- _Task statement_:
Extract from the listing each line in which the word "such" appears.

- _Source records_:
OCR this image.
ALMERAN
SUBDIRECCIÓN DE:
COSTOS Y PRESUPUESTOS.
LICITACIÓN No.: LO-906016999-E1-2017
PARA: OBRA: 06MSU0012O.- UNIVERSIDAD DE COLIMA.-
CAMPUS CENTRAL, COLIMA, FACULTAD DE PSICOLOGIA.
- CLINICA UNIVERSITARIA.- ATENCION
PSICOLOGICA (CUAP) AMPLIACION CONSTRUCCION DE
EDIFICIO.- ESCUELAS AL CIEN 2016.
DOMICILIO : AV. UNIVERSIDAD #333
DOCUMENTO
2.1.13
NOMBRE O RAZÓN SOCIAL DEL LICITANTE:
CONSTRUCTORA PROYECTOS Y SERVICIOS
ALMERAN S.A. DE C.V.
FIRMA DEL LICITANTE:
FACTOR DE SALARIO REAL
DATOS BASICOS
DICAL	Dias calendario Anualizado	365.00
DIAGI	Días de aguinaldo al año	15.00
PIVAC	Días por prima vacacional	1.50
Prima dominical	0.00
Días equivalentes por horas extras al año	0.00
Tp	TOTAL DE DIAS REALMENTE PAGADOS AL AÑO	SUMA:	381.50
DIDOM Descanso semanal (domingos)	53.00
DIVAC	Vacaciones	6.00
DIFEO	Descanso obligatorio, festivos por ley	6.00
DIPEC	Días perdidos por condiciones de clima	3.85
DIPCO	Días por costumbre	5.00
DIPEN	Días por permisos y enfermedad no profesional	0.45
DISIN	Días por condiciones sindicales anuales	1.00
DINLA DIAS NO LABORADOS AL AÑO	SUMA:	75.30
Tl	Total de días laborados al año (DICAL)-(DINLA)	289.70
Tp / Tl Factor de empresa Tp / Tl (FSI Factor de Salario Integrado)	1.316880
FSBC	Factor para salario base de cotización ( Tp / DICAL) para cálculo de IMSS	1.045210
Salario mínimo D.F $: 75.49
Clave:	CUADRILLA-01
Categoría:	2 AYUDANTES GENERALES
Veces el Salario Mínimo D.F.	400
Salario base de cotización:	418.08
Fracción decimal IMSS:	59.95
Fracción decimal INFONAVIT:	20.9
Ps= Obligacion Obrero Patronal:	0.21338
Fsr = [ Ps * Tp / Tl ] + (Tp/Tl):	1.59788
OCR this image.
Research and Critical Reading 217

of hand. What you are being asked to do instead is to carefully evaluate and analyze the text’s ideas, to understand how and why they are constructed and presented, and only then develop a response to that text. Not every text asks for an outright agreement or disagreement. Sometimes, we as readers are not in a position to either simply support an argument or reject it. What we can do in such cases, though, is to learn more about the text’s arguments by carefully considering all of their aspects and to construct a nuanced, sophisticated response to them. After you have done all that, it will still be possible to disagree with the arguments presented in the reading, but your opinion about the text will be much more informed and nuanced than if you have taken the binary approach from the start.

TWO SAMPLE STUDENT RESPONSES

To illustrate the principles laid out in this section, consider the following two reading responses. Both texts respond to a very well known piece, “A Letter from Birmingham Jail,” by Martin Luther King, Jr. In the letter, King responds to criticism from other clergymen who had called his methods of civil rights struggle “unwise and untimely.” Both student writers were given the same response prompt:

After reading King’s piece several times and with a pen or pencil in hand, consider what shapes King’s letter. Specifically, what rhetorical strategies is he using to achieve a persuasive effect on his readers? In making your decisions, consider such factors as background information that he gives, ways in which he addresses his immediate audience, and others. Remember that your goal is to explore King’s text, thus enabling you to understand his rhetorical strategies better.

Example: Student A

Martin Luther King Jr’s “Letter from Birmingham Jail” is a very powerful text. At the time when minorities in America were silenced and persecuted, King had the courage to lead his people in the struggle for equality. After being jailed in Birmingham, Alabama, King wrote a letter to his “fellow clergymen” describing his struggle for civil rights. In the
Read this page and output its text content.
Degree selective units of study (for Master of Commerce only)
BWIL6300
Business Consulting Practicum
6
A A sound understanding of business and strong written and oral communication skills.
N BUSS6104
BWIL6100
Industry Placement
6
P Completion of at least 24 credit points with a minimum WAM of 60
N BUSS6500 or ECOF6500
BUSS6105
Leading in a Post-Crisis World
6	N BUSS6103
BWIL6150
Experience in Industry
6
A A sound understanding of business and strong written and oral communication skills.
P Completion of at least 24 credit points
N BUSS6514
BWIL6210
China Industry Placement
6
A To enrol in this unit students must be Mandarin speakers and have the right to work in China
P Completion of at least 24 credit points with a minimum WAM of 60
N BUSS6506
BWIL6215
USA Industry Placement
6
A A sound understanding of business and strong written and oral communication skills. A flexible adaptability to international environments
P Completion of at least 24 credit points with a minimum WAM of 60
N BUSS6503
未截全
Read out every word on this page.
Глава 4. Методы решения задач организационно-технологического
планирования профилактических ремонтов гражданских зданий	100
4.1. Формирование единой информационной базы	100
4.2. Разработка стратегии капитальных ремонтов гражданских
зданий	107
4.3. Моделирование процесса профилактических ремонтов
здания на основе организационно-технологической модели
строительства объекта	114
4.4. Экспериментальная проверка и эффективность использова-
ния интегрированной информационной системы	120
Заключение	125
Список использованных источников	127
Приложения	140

- _The answer_:
of hand. What you are being asked to do instead is to carefully evaluate and analyze the text’s ideas, to understand how and why they are constructed and presented, and only then develop a response to that text. Not every text asks for an outright agreement or disagreement. Sometimes, we as readers are not in a position to either simply support an argument or reject it. What we can do in such cases, though, is to learn more about the text’s arguments by carefully considering all of their aspects and to construct a nuanced, sophisticated response to them. After you have done all that, it will still be possible to disagree with the arguments presented in the reading, but your opinion about the text will be much more informed and nuanced than if you have taken the binary approach from the start.
After reading King’s piece several times and with a pen or pencil in hand, consider what shapes King’s letter. Specifically, what rhetorical strategies is he using to achieve a persuasive effect on his readers? In making your decisions, consider such factors as background information that he gives, ways in which he addresses his immediate audience, and others. Remember that your goal is to explore King’s text, thus enabling you to understand his rhetorical strategies better.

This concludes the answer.